Find the word "lightning" in the data. Return every line where it appears.

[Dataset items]
______

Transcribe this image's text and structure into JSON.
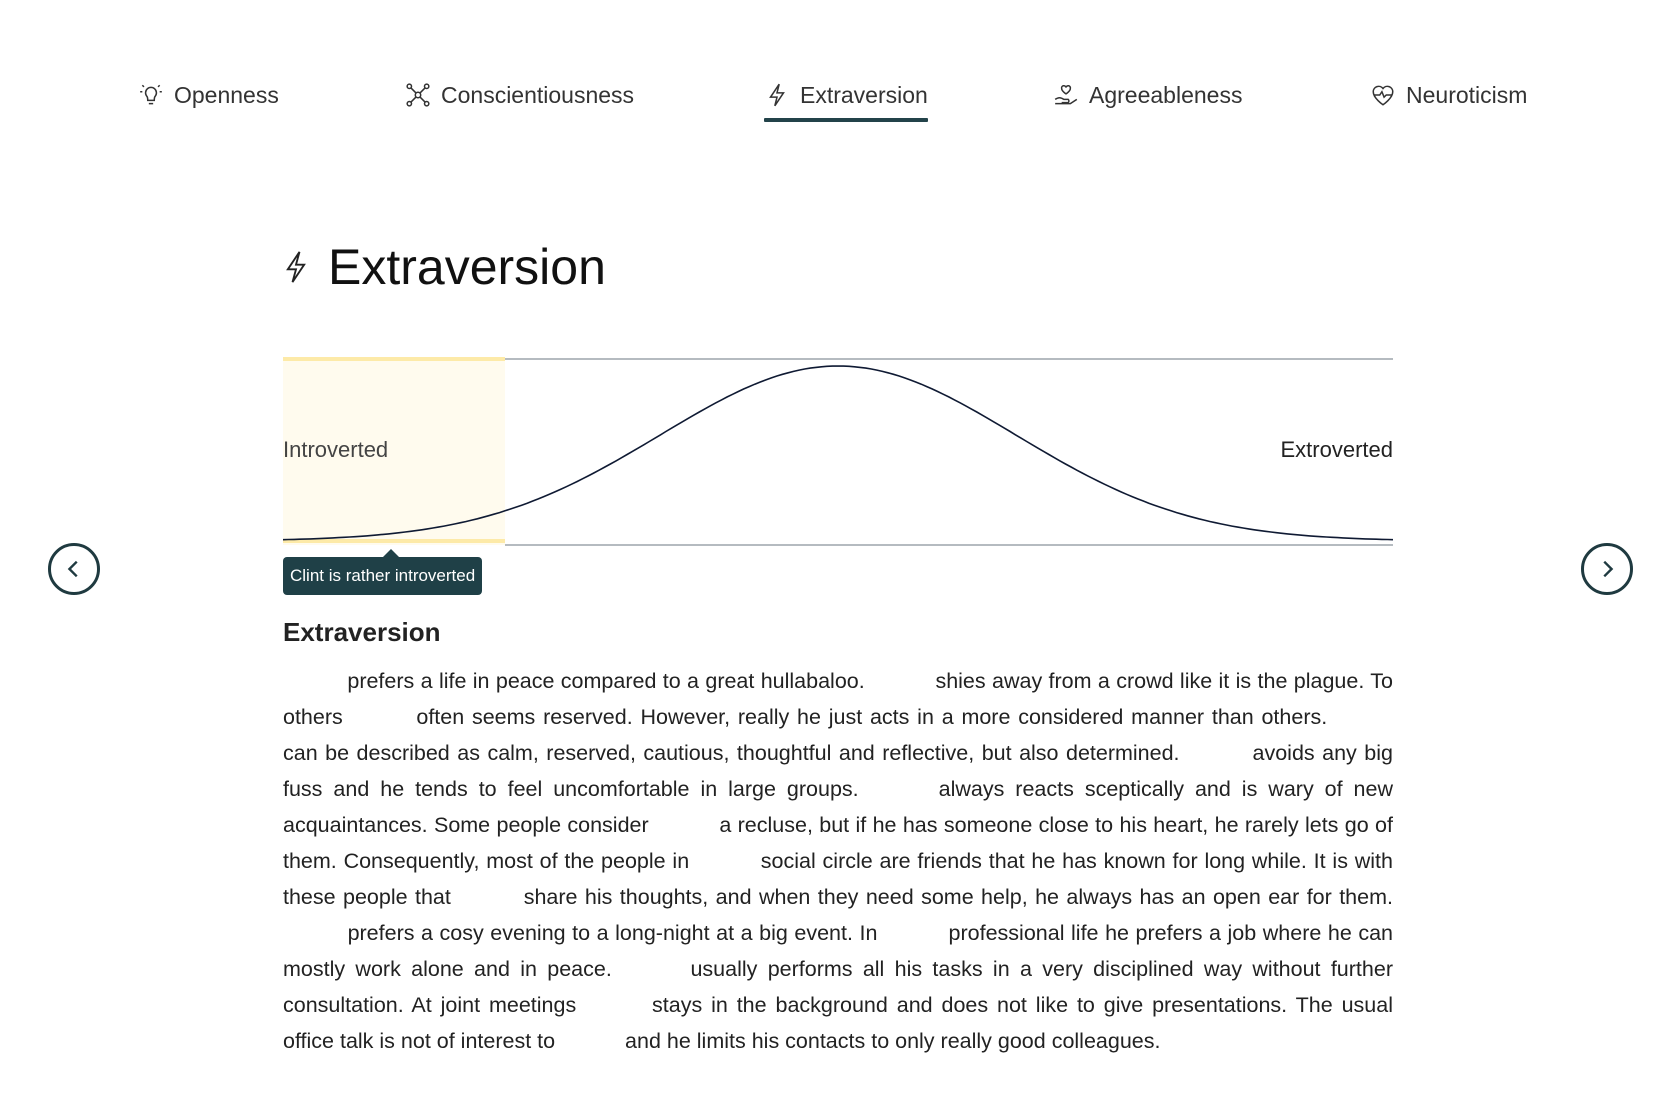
{
  "tabs": [
    {
      "label": "Openness",
      "icon": "lightbulb-icon",
      "active": false
    },
    {
      "label": "Conscientiousness",
      "icon": "network-icon",
      "active": false
    },
    {
      "label": "Extraversion",
      "icon": "lightning-icon",
      "active": true
    },
    {
      "label": "Agreeableness",
      "icon": "hand-heart-icon",
      "active": false
    },
    {
      "label": "Neuroticism",
      "icon": "heart-pulse-icon",
      "active": false
    }
  ],
  "colors": {
    "accent": "#23434a",
    "band": "#fffbee",
    "band_edge": "#fdeaa8",
    "curve": "#0f1a33"
  },
  "section": {
    "title": "Extraversion",
    "icon": "lightning-icon"
  },
  "chart_data": {
    "type": "area",
    "distribution": "normal",
    "mean_fraction": 0.5,
    "sd_fraction": 0.16,
    "left_label": "Introverted",
    "right_label": "Extroverted",
    "highlighted_range_fraction": [
      0,
      0.2
    ],
    "marker_label": "Clint is rather introverted"
  },
  "description": {
    "heading": "Extraversion",
    "segments": [
      "prefers a life in peace compared to a great hullabaloo.",
      "shies away from a crowd like it is the plague. To others",
      "often seems reserved. However, really he just acts in a more considered manner than others.",
      "can be described as calm, reserved, cautious, thoughtful and reflective, but also determined.",
      "avoids any big fuss and he tends to feel uncomfortable in large groups.",
      "always reacts sceptically and is wary of new acquaintances. Some people consider",
      "a recluse, but if he has someone close to his heart, he rarely lets go of them. Consequently, most of the people in",
      "social circle are friends that he has known for long while. It is with these people that",
      "share his thoughts, and when they need some help, he always has an open ear for them.",
      "prefers a cosy evening to a long-night at a big event. In",
      "professional life he prefers a job where he can mostly work alone and in peace.",
      "usually performs all his tasks in a very disciplined way without further consultation. At joint meetings",
      "stays in the background and does not like to give presentations. The usual office talk is not of interest to",
      "and he limits his contacts to only really good colleagues."
    ]
  },
  "nav": {
    "prev_icon": "chevron-left-icon",
    "next_icon": "chevron-right-icon"
  }
}
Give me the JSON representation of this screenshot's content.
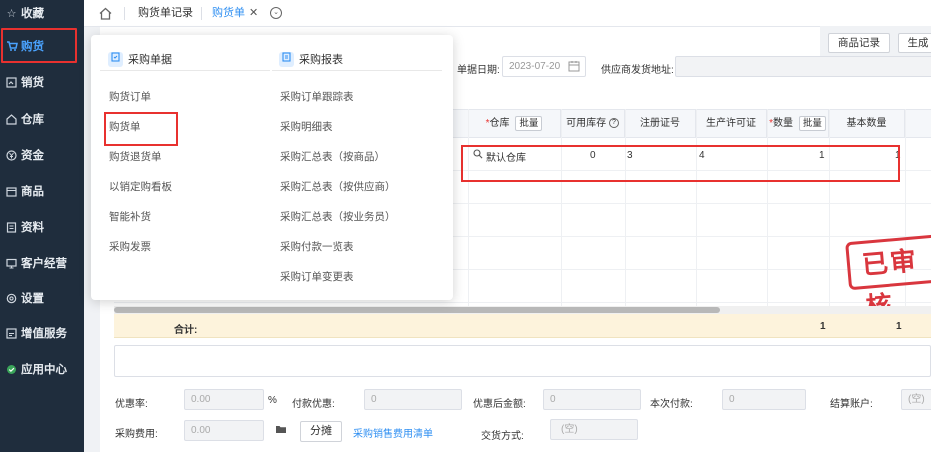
{
  "sidebar": {
    "items": [
      {
        "label": "收藏",
        "icon": "star-icon"
      },
      {
        "label": "购货",
        "icon": "cart-icon",
        "active": true
      },
      {
        "label": "销货",
        "icon": "sales-icon"
      },
      {
        "label": "仓库",
        "icon": "warehouse-icon"
      },
      {
        "label": "资金",
        "icon": "yen-icon"
      },
      {
        "label": "商品",
        "icon": "goods-icon"
      },
      {
        "label": "资料",
        "icon": "file-icon"
      },
      {
        "label": "客户经营",
        "icon": "monitor-icon"
      },
      {
        "label": "设置",
        "icon": "gear-icon"
      },
      {
        "label": "增值服务",
        "icon": "service-icon"
      },
      {
        "label": "应用中心",
        "icon": "app-center-icon"
      }
    ]
  },
  "tabs": [
    {
      "label": "购货单记录"
    },
    {
      "label": "购货单",
      "active": true
    }
  ],
  "actions": {
    "product_record": "商品记录",
    "generate": "生成"
  },
  "form": {
    "date_label": "单据日期:",
    "date_value": "2023-07-20",
    "address_label": "供应商发货地址:"
  },
  "grid": {
    "headers": {
      "warehouse": "仓库",
      "batch": "批量",
      "stock": "可用库存",
      "reg_no": "注册证号",
      "license": "生产许可证",
      "qty": "数量",
      "base_qty": "基本数量"
    },
    "row": {
      "warehouse": "默认仓库",
      "stock": "0",
      "reg_no": "3",
      "license": "4",
      "qty": "1",
      "base_qty": "1"
    },
    "total_label": "合计:",
    "total_qty": "1",
    "total_base_qty": "1"
  },
  "stamp": "已审核",
  "footer": {
    "discount_rate_label": "优惠率:",
    "discount_rate_value": "0.00",
    "percent": "%",
    "pay_discount_label": "付款优惠:",
    "pay_discount_value": "0",
    "after_discount_label": "优惠后金额:",
    "after_discount_value": "0",
    "this_payment_label": "本次付款:",
    "this_payment_value": "0",
    "account_label": "结算账户:",
    "account_value": "(空)",
    "purchase_fee_label": "采购费用:",
    "purchase_fee_value": "0.00",
    "allocate_button": "分摊",
    "fee_list_link": "采购销售费用清单",
    "trade_method_label": "交货方式:",
    "trade_method_value": "(空)"
  },
  "dropdown": {
    "left_title": "采购单据",
    "right_title": "采购报表",
    "left_items": [
      "购货订单",
      "购货单",
      "购货退货单",
      "以销定购看板",
      "智能补货",
      "采购发票"
    ],
    "right_items": [
      "采购订单跟踪表",
      "采购明细表",
      "采购汇总表（按商品）",
      "采购汇总表（按供应商）",
      "采购汇总表（按业务员）",
      "采购付款一览表",
      "采购订单变更表"
    ]
  }
}
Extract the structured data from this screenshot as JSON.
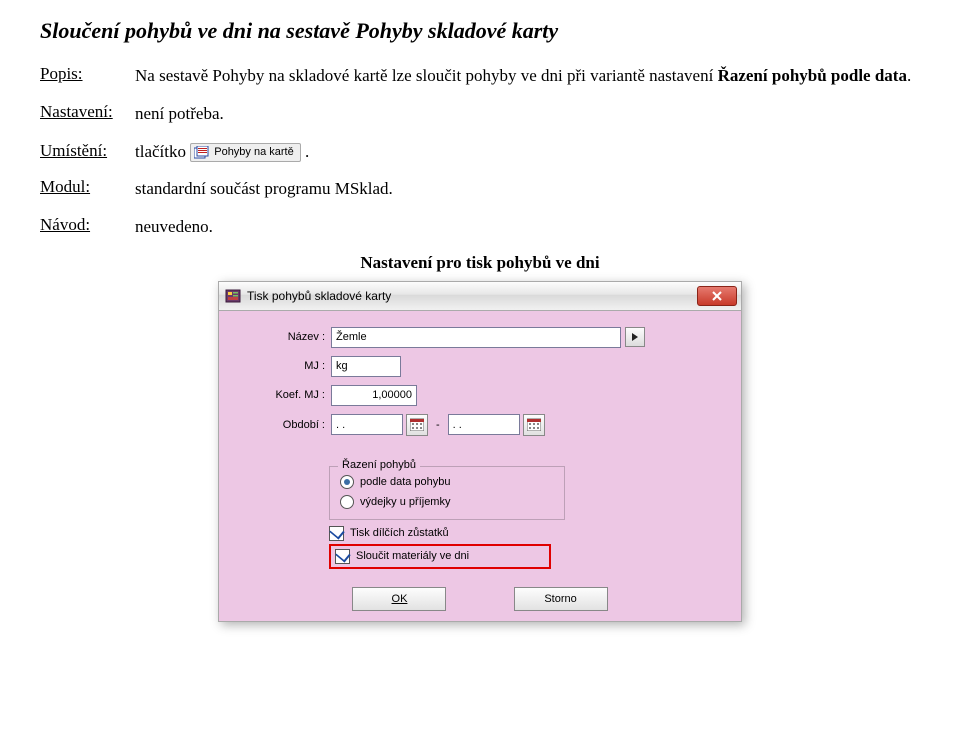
{
  "heading": "Sloučení pohybů ve dni na sestavě Pohyby skladové karty",
  "defs": {
    "popis_label": "Popis:",
    "popis_pre": "Na sestavě Pohyby na skladové kartě lze sloučit pohyby ve dni při variantě nastavení ",
    "popis_bold": "Řazení pohybů podle data",
    "popis_post": ".",
    "nastaveni_label": "Nastavení:",
    "nastaveni_value": "není potřeba.",
    "umisteni_label": "Umístění:",
    "umisteni_pre": "tlačítko ",
    "umisteni_btn": "Pohyby na kartě",
    "umisteni_post": ".",
    "modul_label": "Modul:",
    "modul_value": "standardní součást programu MSklad.",
    "navod_label": "Návod:",
    "navod_value": "neuvedeno."
  },
  "caption": "Nastavení pro tisk pohybů ve dni",
  "dialog": {
    "title": "Tisk pohybů skladové karty",
    "fields": {
      "nazev_label": "Název :",
      "nazev_value": "Žemle",
      "mj_label": "MJ :",
      "mj_value": "kg",
      "koef_label": "Koef. MJ :",
      "koef_value": "1,00000",
      "obdobi_label": "Období :",
      "obdobi_from": ".  .",
      "obdobi_to": ".  ."
    },
    "group": {
      "title": "Řazení pohybů",
      "r1": "podle data pohybu",
      "r2": "výdejky u příjemky"
    },
    "checks": {
      "c1": "Tisk dílčích zůstatků",
      "c2": "Sloučit materiály ve dni"
    },
    "buttons": {
      "ok": "OK",
      "storno": "Storno"
    }
  }
}
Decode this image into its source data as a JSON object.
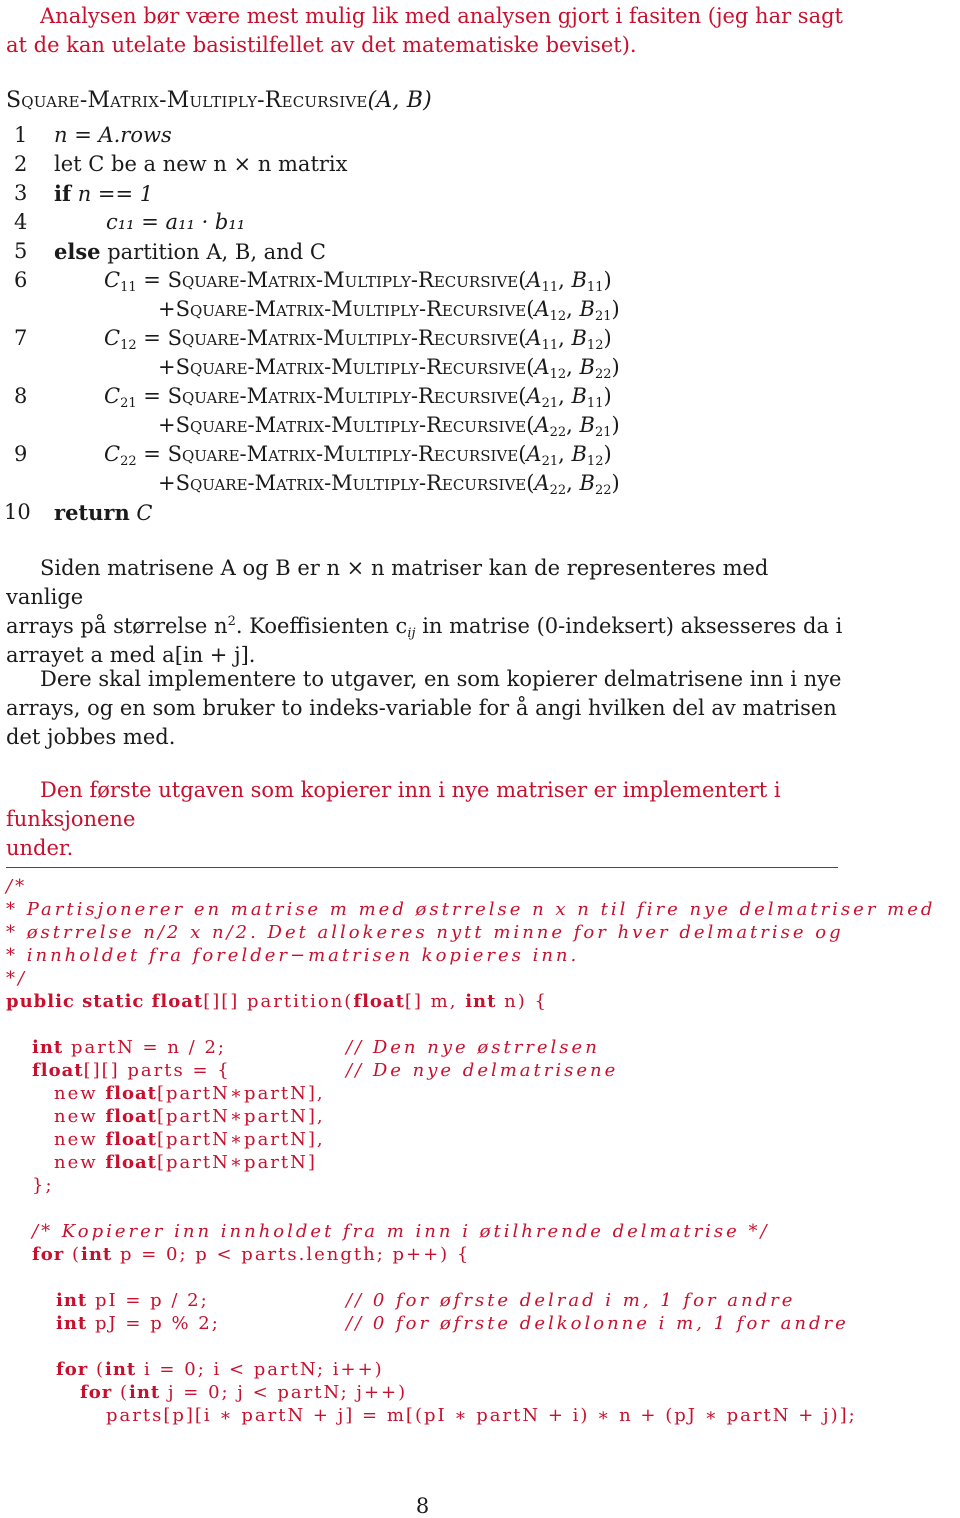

______

_The response:_
      "icon": "lightning-icon",
    "icon": "lightning-icon"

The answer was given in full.